> Input
## START
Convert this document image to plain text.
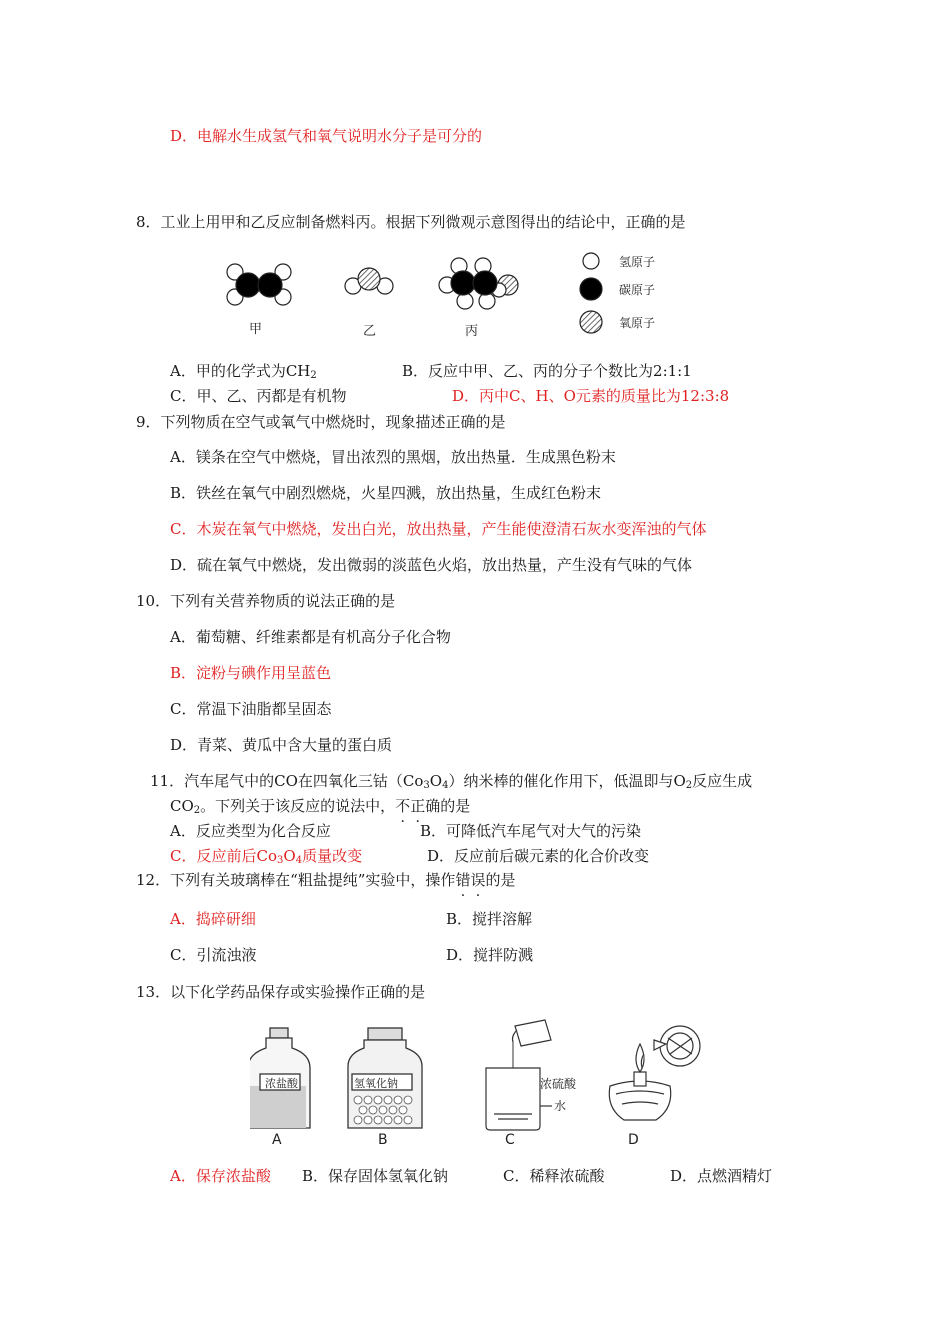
D．电解水生成氢气和氧气说明水分子是可分的
8．工业上用甲和乙反应制备燃料丙。根据下列微观示意图得出的结论中，正确的是
氢原子
碳原子
氧原子
甲	乙	丙
A．甲的化学式为$CH_2$	B．反应中甲、乙、丙的分子个数比为2:1:1
C．甲、乙、丙都是有机物	D．丙中C、H、O元素的质量比为12:3:8
9．下列物质在空气或氧气中燃烧时，现象描述正确的是
A．镁条在空气中燃烧，冒出浓烈的黑烟，放出热量．生成黑色粉末
B．铁丝在氧气中剧烈燃烧，火星四溅，放出热量，生成红色粉末
C．木炭在氧气中燃烧，发出白光，放出热量，产生能使澄清石灰水变浑浊的气体
D．硫在氧气中燃烧，发出微弱的淡蓝色火焰，放出热量，产生没有气味的气体
10．下列有关营养物质的说法正确的是
A．葡萄糖、纤维素都是有机高分子化合物
B．淀粉与碘作用呈蓝色
C．常温下油脂都呈固态
D．青菜、黄瓜中含大量的蛋白质
11．汽车尾气中的CO在四氧化三钴$(Co_3O_4)$纳米棒的催化作用下，低温即与$O_2$反应生成
$CO_2$。下列关于该反应的说法中，不正确的是
A．反应类型为化合反应	B．可降低汽车尾气对大气的污染
C．反应前后$Co_3O_4$质量改变	D．反应前后碳元素的化合价改变
12．下列有关玻璃棒在“粗盐提纯”实验中，操作错误的是
A．捣碎研细	B．搅拌溶解
C．引流浊液	D．搅拌防溅
13．以下化学药品保存或实验操作正确的是
浓盐酸
A
氢氧化钠
B
浓硫酸
水
C	D
A．保存浓盐酸 B．保存固体氢氧化钠	C．稀释浓硫酸	D．点燃酒精灯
## END
> Given task
Skip the pictures and print each record exactly as it stands.

> Expected output
Convert this document image to plain text.
D．电解水生成氢气和氧气说明水分子是可分的
8．工业上用甲和乙反应制备燃料丙。根据下列微观示意图得出的结论中，正确的是
氢原子
碳原子
氧原子
甲	乙	丙
A．甲的化学式为$CH_2$	B．反应中甲、乙、丙的分子个数比为2:1:1
C．甲、乙、丙都是有机物	D．丙中C、H、O元素的质量比为12:3:8
9．下列物质在空气或氧气中燃烧时，现象描述正确的是
A．镁条在空气中燃烧，冒出浓烈的黑烟，放出热量．生成黑色粉末
B．铁丝在氧气中剧烈燃烧，火星四溅，放出热量，生成红色粉末
C．木炭在氧气中燃烧，发出白光，放出热量，产生能使澄清石灰水变浑浊的气体
D．硫在氧气中燃烧，发出微弱的淡蓝色火焰，放出热量，产生没有气味的气体
10．下列有关营养物质的说法正确的是
A．葡萄糖、纤维素都是有机高分子化合物
B．淀粉与碘作用呈蓝色
C．常温下油脂都呈固态
D．青菜、黄瓜中含大量的蛋白质
11．汽车尾气中的CO在四氧化三钴$(Co_3O_4)$纳米棒的催化作用下，低温即与$O_2$反应生成
$CO_2$。下列关于该反应的说法中，不正确的是
A．反应类型为化合反应	B．可降低汽车尾气对大气的污染
C．反应前后$Co_3O_4$质量改变	D．反应前后碳元素的化合价改变
12．下列有关玻璃棒在“粗盐提纯”实验中，操作错误的是
A．捣碎研细	B．搅拌溶解
C．引流浊液	D．搅拌防溅
13．以下化学药品保存或实验操作正确的是
浓盐酸
A
氢氧化钠
B
浓硫酸
水
C	D
A．保存浓盐酸 B．保存固体氢氧化钠	C．稀释浓硫酸	D．点燃酒精灯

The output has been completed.